[Passage shown Boundary: Start]

I was asked by your teacher Ms Baker to talk to you about my experiences of being a scientist. One of the biggest perks of being a scientist is that you can choose to work on something you are interested in. Also, it helps a lot that I can choose when I want to work. This can be a blessing and a curse. Yes, I can sleep in when I feel like it but that comes with the price of staying late, because at the end of the day, I still have to do my work.
A little bit about myself…I did my undergrad and graduate studies in Germany at the University of Göttingen. After I finished my PhD, I moved to New Haven, CT, to work as a researcher at Yale University. I myself am interested in brain networks that govern behavior. How they assemble, what do they look like and how they change behavior. I chose to work on the fruit fly Drosophila melanogaster, for the reason that they offer easy access to genetic manipulation, reproduce quickly, and most importantly, because the genes between human and flies are are similar. Just as an example, one of the most important genes regulating our sleep/wake cycles (the behavior the researchers in the Yale lab are working on), the gene period, was first discovered in a fly mutant. We and other labs all around the world are now using the genetic tools available for Drosophila to gain a better understanding of how genes shape this kind of behavior.
One of the most versatile tools we have in our arsenal is the GAL4/UAS-system (often referred to as the geneticists swiss army knife). With this system we are capable of expressing genes of interest in a defined subsets of cells (e.g. the nerve cells that are responsible for the daily rhythm of the fly). In this system we have two parts that regulate the expression of genes. One is the GAL4, which is a protein from yeast that activates transcription, but only of proteins found in yeast. What we do is to generate flies that have the gene for GAL4 in their genome. Then, we put a base pair sequence in front of the gene that would normally regulate the expression of a fly gene (this sequence is called a promoter), so that the GAL4 is now only expressed in the same cells that would also express the fly gene. Next, we generate a fly that has a copy of the gene for GFP in its genome. In front of this gene we put a UAS-sequence, this stands for Upstream-Activation-Sequence. The UAS-sequence is important because the GAL4-protein can bind to it and activate transcription of the GFP. If we now cross the two flies with each other the offspring will produce the GFP protein only in the cells in which the GAL4 protein is expressed. On the picture below you can see an illustration of how this technique works and an example that shows a fly brain in which GFP is expressed in very specific brain cells that are responsible for daily rhythms.
Why do you think it is better to have a two parted system for gene expression then just putting the GFP under the control of the promoter?
Over the last two decades laboratories all over the world generated thousands of fly strains that express GAL4 in different tissues and also thousands of flies that have different genes under the control of the UAS-sequence. From this, various genes and networks can be discovered that are important for such behaviors as sleep, learning, and decision making.

[Passage shown Boundary: End]
[Recorded information Boundary: Start]

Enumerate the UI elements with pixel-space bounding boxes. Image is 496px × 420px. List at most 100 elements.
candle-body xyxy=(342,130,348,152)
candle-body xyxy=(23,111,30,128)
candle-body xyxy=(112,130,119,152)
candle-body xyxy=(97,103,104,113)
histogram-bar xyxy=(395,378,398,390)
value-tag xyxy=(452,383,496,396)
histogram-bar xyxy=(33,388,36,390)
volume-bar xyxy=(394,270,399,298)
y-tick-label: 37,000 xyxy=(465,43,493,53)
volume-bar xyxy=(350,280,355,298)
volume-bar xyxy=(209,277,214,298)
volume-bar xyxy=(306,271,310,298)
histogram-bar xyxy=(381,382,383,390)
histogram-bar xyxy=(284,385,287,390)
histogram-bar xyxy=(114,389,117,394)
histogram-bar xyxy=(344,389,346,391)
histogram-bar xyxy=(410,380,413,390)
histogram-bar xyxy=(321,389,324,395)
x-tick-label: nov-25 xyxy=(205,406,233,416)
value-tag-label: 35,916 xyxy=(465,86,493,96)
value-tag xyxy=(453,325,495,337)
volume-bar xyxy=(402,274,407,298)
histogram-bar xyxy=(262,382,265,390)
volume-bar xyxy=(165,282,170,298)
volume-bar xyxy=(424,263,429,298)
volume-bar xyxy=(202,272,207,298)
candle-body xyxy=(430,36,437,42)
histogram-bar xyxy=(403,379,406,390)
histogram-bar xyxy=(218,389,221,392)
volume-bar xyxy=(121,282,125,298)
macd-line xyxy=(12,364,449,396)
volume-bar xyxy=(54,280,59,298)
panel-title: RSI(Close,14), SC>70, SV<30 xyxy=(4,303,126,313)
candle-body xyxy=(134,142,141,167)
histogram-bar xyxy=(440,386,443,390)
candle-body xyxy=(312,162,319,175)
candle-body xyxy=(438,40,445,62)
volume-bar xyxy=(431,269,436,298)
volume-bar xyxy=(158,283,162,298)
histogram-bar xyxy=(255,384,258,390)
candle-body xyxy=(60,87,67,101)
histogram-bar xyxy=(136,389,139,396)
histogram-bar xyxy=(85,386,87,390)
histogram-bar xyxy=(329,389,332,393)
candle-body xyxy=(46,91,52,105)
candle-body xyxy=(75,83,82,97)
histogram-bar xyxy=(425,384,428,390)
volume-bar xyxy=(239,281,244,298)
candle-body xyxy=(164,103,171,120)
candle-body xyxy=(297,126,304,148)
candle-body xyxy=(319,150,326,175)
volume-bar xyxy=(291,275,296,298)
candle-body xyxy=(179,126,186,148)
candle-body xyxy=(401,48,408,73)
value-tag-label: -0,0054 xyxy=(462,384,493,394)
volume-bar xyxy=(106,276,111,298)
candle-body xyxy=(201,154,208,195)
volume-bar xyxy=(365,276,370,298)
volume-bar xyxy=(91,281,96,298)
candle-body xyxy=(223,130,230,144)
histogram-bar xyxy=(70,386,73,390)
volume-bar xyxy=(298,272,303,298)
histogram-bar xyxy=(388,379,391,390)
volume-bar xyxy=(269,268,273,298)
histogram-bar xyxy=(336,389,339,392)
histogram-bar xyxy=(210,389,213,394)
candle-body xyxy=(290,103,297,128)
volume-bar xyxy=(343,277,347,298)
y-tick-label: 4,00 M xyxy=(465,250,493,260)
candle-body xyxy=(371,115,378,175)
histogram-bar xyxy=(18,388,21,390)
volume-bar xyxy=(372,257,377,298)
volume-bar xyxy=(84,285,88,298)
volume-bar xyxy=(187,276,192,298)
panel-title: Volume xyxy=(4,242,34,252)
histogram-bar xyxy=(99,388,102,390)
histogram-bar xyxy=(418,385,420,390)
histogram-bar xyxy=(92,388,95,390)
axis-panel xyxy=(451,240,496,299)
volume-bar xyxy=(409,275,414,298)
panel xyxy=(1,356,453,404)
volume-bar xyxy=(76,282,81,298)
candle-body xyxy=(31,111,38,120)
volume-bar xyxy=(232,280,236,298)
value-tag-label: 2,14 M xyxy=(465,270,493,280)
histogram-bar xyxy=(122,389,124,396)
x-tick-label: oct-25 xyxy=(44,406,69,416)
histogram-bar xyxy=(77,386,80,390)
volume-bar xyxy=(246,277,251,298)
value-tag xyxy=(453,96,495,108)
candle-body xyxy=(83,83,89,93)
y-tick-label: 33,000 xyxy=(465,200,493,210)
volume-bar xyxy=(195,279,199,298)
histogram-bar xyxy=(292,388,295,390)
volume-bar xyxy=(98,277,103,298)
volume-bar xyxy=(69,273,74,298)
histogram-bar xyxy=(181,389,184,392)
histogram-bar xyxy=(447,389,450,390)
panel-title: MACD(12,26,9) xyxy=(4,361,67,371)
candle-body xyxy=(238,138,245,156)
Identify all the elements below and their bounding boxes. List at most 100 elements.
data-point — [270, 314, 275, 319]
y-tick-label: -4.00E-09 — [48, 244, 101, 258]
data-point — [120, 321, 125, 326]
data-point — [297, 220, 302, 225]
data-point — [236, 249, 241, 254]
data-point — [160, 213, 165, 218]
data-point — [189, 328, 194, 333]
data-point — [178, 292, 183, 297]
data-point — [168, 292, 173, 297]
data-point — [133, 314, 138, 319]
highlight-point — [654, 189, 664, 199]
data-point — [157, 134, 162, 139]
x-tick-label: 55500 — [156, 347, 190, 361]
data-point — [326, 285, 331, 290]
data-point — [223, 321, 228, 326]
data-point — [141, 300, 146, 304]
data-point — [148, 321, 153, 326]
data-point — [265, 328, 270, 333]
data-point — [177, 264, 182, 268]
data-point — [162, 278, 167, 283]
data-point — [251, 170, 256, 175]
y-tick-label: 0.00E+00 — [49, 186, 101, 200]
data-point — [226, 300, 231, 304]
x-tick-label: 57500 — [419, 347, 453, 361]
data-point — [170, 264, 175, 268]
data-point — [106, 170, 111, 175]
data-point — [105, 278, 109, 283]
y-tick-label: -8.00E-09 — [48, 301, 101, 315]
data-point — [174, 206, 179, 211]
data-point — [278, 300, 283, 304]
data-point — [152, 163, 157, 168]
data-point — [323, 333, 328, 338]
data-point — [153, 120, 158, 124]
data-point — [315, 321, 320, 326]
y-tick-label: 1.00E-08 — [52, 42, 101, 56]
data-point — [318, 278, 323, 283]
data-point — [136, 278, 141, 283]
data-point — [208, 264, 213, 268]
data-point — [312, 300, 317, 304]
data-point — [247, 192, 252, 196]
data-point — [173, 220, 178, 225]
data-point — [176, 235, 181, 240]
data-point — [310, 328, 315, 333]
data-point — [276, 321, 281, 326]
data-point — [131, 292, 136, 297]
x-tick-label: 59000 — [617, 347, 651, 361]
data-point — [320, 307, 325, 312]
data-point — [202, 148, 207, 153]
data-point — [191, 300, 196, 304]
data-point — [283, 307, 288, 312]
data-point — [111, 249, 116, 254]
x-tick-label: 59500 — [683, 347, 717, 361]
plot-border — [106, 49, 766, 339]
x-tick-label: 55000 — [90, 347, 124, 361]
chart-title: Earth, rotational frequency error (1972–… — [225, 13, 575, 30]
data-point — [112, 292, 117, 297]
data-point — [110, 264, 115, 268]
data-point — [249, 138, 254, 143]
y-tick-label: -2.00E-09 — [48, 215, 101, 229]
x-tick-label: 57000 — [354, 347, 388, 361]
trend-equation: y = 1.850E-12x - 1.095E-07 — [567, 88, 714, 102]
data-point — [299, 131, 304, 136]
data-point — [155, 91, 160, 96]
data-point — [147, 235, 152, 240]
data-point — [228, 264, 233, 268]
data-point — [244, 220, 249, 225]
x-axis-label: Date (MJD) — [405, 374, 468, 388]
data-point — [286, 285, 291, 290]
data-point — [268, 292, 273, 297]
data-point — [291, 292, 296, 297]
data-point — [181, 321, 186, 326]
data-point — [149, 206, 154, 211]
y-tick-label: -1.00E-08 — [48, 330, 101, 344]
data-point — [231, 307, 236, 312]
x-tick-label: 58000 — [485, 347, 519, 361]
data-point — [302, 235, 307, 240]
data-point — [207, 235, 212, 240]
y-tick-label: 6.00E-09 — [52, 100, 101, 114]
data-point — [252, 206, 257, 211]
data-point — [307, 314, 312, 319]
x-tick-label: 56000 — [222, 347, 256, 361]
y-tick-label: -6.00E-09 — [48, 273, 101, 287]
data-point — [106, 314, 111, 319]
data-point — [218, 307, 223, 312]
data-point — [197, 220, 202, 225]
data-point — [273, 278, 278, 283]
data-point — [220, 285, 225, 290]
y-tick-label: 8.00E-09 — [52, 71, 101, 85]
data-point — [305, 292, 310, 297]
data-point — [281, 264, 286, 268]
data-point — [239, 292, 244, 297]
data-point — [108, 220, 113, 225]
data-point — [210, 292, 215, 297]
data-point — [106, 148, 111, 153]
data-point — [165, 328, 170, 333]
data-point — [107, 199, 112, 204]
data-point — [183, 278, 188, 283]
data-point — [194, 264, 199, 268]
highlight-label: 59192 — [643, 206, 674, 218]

[Recorded information Boundary: End]

#### [Task instructions]
A. In the passage on fruit fly genetics, at which university did the writer complete undergraduate and graduate studies?
B. Print the part of the passage on fruit fly genetics that opens with the words containing "Over the last" and closes with "and decision making.".
The rows have no connection to the passage on fruit fly genetics.

#### [Outputs by task]
A. The University of Göttingen in Germany.

B.
Over the last two decades laboratories all over the world generated thousands of fly strains that express GAL4 in different tissues and also thousands of flies that have different genes under the control of the UAS-sequence. From this, various genes and networks can be discovered that are important for such behaviors as sleep, learning, and decision making.